TAREA ASIGNADA: Copia textualmente las líneas que van desde el comienzo de los registros hasta la línea que contiene "y-axis-tick-labels: $0 $200,000,000,000", ambas incluidas.

EXTRACTOS DE DATOS:
▶
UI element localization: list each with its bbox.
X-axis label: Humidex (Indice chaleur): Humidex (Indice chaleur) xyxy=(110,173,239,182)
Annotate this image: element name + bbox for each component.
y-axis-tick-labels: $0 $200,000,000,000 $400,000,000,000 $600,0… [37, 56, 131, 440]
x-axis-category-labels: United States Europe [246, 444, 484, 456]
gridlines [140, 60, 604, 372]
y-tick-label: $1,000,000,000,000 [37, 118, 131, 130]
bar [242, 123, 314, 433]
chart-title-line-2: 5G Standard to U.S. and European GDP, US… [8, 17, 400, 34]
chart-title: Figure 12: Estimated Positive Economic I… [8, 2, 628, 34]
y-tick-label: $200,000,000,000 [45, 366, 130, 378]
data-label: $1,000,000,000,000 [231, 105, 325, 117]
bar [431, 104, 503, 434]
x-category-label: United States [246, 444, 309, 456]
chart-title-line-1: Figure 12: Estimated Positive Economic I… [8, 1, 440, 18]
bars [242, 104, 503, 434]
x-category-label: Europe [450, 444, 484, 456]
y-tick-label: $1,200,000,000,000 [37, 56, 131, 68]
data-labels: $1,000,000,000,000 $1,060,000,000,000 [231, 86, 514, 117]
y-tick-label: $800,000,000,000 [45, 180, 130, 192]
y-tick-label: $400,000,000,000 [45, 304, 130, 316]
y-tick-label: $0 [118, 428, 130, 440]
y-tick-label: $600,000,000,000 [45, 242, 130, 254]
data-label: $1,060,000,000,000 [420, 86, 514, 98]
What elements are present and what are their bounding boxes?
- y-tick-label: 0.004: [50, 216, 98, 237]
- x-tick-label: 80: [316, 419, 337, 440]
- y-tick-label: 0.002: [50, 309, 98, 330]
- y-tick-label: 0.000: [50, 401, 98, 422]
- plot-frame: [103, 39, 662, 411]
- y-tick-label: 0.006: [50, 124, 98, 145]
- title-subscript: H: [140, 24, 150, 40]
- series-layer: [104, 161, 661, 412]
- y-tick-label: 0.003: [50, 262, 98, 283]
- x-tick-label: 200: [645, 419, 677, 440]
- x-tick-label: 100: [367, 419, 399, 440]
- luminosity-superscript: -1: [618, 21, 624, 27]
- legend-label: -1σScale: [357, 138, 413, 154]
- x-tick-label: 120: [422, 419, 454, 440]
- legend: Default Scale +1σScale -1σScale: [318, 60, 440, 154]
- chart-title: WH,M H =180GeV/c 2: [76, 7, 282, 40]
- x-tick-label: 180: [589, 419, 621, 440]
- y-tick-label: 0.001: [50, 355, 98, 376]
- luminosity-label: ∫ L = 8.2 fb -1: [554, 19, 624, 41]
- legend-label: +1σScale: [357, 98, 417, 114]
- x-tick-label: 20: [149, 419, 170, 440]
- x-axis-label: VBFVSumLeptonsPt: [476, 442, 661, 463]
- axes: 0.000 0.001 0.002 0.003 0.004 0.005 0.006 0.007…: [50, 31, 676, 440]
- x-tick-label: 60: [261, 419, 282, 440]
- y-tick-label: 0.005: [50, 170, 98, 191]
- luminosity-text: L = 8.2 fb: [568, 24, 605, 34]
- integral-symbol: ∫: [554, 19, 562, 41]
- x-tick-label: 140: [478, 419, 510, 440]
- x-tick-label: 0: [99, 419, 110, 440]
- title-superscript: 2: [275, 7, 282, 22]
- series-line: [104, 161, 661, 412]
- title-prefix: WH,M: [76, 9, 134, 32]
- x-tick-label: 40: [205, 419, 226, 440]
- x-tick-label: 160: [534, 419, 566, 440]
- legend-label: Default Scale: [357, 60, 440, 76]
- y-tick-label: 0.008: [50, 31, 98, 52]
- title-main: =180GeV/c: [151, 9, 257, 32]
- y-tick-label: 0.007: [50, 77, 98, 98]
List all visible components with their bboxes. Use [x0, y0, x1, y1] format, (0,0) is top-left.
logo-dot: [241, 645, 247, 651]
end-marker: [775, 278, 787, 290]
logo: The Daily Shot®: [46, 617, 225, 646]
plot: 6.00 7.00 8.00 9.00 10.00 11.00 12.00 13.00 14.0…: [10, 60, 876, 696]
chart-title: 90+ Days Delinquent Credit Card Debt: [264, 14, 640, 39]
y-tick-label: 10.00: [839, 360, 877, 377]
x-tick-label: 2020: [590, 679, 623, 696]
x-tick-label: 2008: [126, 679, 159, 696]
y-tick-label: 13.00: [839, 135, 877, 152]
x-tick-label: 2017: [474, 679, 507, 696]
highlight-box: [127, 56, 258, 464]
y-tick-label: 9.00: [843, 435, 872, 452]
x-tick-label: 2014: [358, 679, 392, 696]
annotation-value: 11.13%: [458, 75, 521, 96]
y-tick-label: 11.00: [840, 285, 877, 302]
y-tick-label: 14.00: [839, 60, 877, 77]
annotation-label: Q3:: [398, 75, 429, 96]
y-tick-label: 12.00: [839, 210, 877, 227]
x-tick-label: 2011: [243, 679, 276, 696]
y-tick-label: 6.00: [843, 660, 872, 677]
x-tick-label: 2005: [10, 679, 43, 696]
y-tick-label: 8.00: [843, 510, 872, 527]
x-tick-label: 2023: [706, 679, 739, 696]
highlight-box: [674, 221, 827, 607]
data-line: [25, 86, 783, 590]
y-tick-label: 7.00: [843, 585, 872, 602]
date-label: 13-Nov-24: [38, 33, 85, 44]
◀
RESULTADO OBTENIDO:
UI element localization: list each with its bbox.
X-axis label: Humidex (Indice chaleur): Humidex (Indice chaleur) xyxy=(110,173,239,182)
Annotate this image: element name + bbox for each component.
y-axis-tick-labels: $0 $200,000,000,000 $400,000,000,000 $600,0… [37, 56, 131, 440]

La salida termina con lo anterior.